(A block of data)
━━━━━━

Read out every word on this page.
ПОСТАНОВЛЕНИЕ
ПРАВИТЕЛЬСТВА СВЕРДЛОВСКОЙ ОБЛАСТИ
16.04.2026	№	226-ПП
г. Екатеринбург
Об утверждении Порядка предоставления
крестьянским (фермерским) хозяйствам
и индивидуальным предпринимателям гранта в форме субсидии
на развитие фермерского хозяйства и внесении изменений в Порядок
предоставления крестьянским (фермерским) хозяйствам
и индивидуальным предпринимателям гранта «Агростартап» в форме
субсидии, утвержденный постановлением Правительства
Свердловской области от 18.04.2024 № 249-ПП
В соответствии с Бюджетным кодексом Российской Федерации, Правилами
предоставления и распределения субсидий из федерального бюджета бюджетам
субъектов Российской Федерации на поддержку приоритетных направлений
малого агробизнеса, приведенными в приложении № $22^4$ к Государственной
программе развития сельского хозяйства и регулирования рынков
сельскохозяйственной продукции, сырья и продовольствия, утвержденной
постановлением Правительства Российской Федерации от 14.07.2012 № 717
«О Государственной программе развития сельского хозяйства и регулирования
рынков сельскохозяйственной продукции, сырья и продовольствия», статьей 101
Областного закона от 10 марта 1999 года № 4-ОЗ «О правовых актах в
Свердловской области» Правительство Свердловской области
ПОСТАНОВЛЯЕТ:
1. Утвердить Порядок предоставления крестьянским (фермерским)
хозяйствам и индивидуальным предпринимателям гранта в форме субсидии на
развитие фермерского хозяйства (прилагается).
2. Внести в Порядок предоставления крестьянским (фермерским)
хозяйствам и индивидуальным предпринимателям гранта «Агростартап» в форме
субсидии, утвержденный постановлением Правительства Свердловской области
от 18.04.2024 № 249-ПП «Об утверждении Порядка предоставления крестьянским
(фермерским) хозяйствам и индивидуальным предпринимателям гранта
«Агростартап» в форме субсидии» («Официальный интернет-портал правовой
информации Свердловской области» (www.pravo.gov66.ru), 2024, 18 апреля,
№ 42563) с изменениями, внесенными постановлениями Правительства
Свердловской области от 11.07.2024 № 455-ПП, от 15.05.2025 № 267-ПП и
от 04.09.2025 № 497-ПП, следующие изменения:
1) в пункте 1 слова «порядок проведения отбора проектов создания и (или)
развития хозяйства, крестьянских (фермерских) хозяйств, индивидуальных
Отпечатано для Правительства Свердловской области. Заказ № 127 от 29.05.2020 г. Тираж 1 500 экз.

━━━━━━

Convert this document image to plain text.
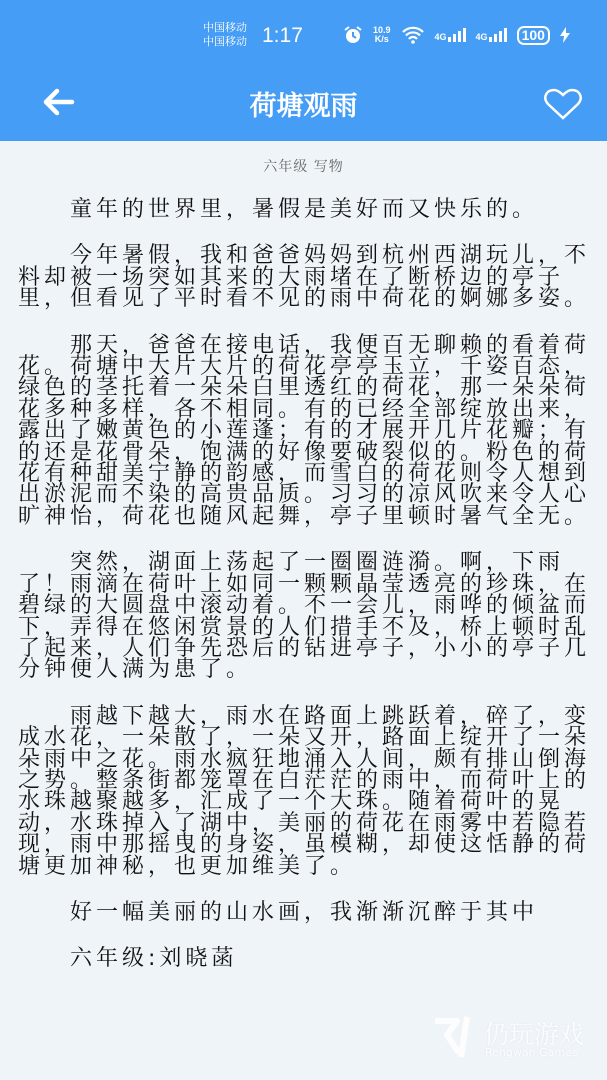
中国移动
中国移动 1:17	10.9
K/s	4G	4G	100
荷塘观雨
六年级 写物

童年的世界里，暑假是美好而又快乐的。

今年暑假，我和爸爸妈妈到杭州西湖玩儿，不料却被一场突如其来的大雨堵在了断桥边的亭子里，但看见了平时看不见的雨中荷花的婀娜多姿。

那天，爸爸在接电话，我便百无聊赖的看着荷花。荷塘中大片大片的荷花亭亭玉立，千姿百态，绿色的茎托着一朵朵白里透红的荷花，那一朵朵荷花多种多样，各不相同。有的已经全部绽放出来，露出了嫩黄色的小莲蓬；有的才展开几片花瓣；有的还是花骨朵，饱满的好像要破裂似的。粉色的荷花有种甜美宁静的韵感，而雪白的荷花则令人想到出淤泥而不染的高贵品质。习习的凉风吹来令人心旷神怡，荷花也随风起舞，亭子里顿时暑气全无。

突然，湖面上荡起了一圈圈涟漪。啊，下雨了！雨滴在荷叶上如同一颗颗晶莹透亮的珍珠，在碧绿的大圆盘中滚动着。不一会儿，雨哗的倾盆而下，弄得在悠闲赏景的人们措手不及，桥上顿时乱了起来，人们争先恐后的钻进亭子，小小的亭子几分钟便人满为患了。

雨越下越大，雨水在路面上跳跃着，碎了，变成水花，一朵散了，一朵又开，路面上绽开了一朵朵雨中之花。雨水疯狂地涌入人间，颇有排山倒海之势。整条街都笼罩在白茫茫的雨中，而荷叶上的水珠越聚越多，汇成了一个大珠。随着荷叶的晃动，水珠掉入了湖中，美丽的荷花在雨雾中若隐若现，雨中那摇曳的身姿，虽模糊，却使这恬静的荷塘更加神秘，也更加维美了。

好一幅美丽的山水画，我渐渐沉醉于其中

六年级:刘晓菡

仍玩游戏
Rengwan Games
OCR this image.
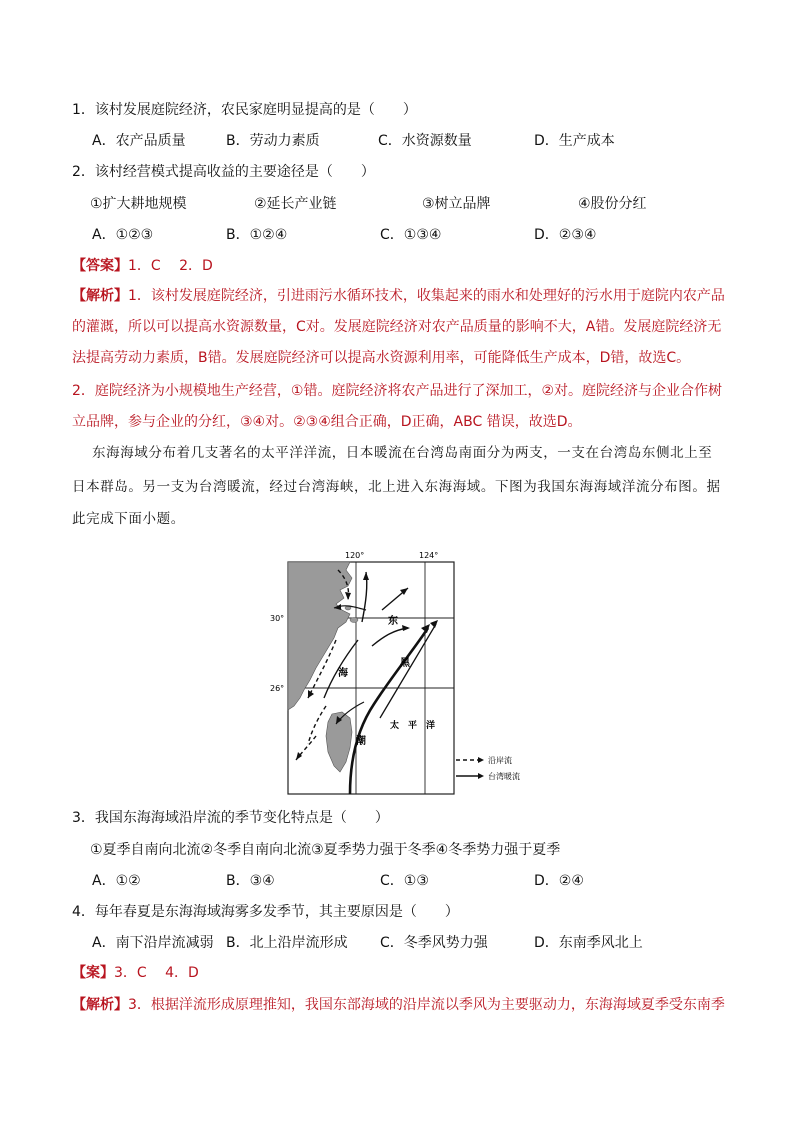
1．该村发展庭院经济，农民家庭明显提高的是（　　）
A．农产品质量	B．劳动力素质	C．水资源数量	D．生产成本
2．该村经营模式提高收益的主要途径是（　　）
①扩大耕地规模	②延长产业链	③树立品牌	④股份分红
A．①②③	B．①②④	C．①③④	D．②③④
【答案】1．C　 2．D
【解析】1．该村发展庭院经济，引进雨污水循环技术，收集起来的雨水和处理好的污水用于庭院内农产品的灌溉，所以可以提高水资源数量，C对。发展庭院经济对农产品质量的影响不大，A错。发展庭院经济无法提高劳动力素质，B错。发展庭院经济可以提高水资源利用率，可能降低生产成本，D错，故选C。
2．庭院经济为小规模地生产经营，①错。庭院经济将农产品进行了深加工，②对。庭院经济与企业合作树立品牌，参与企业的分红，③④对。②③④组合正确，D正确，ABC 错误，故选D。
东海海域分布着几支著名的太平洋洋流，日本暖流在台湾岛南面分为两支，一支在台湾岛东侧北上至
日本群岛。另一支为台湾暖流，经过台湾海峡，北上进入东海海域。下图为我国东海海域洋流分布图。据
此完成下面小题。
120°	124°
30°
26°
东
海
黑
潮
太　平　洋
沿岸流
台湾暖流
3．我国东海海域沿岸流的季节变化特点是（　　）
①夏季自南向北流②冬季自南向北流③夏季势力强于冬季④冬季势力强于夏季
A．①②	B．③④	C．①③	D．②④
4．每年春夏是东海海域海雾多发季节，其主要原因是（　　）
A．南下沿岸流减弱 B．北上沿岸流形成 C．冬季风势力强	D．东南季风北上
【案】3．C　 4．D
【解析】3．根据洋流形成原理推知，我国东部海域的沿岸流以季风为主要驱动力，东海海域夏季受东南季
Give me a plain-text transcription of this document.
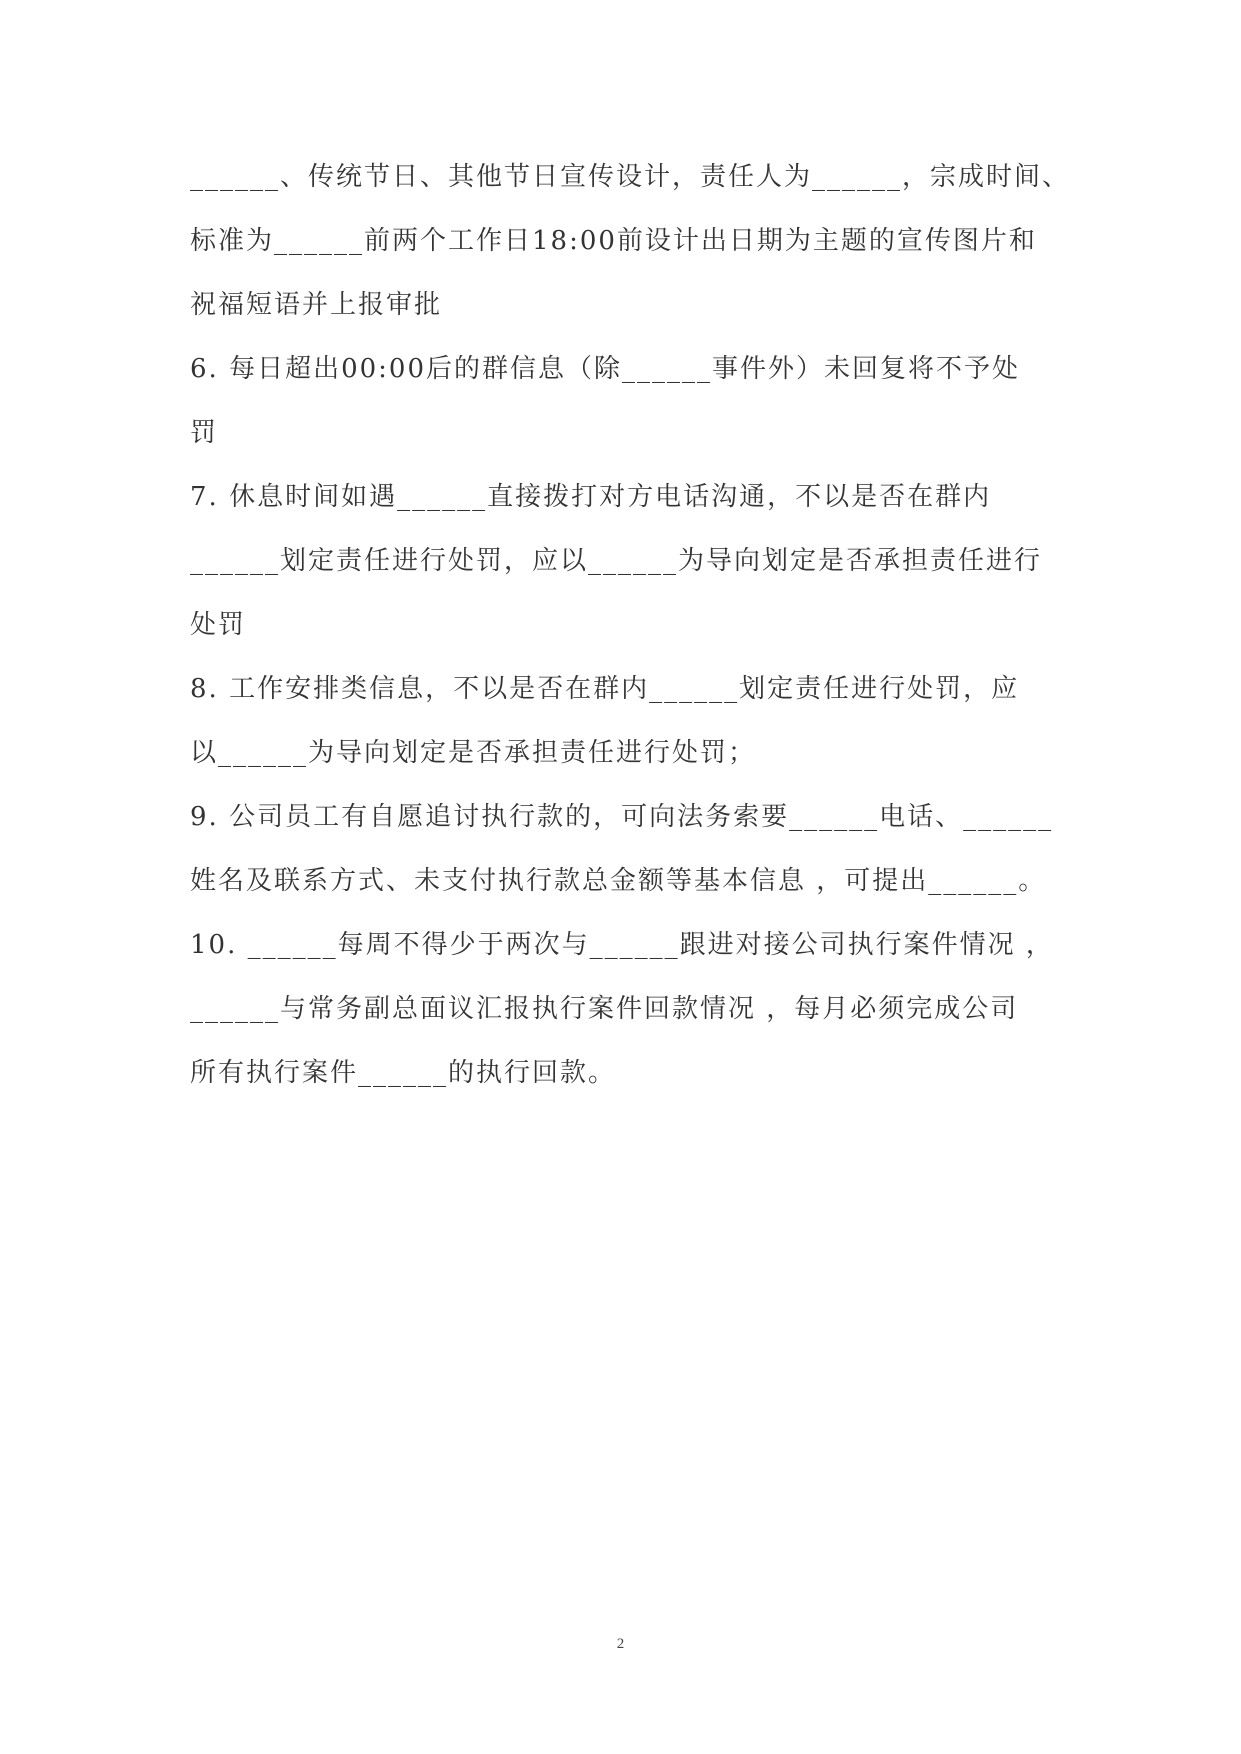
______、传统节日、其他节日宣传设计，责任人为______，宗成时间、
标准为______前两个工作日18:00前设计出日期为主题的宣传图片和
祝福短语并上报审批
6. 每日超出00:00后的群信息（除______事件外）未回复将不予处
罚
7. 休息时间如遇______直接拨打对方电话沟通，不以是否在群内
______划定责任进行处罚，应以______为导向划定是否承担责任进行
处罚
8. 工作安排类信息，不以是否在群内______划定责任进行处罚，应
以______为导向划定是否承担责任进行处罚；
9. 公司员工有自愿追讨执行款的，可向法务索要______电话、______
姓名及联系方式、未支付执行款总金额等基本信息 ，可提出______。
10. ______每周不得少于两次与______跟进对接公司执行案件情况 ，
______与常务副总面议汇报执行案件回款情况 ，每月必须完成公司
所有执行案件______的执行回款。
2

━━━━━━

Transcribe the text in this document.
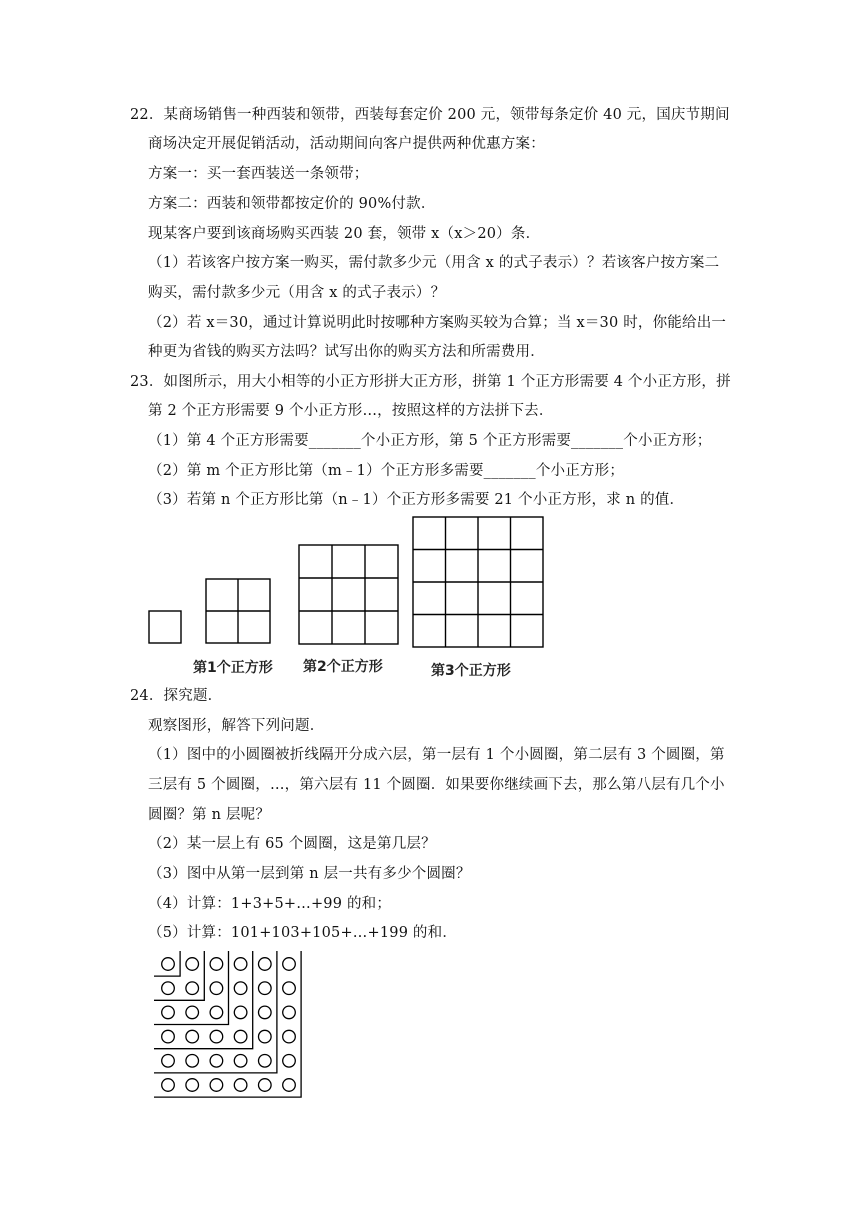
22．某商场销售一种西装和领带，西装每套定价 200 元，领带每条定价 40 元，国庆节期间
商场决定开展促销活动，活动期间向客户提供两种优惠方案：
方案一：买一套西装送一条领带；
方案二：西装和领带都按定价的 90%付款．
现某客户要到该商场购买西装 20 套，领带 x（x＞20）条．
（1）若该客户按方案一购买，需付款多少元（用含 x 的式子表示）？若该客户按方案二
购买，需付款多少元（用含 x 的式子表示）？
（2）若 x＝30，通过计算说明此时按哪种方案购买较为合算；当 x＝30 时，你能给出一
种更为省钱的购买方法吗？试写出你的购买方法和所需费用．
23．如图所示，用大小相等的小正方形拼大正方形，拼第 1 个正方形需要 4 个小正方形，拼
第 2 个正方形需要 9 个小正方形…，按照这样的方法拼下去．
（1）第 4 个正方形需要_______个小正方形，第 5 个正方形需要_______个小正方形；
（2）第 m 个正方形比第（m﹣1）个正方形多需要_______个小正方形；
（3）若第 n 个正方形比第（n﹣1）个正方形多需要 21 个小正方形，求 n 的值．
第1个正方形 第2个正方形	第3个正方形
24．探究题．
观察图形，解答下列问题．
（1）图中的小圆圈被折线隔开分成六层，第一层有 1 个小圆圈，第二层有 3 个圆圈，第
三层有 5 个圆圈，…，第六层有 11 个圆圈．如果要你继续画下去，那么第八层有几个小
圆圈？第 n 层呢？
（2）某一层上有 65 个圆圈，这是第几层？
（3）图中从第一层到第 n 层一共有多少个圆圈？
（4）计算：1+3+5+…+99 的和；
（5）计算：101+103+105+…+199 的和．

━━━━━━

• WORK REQUIRED:
Check each line in the listing above for the string "программе", then report how many lines contain it, with no other text.

• EXERCISE RESPONSE:
2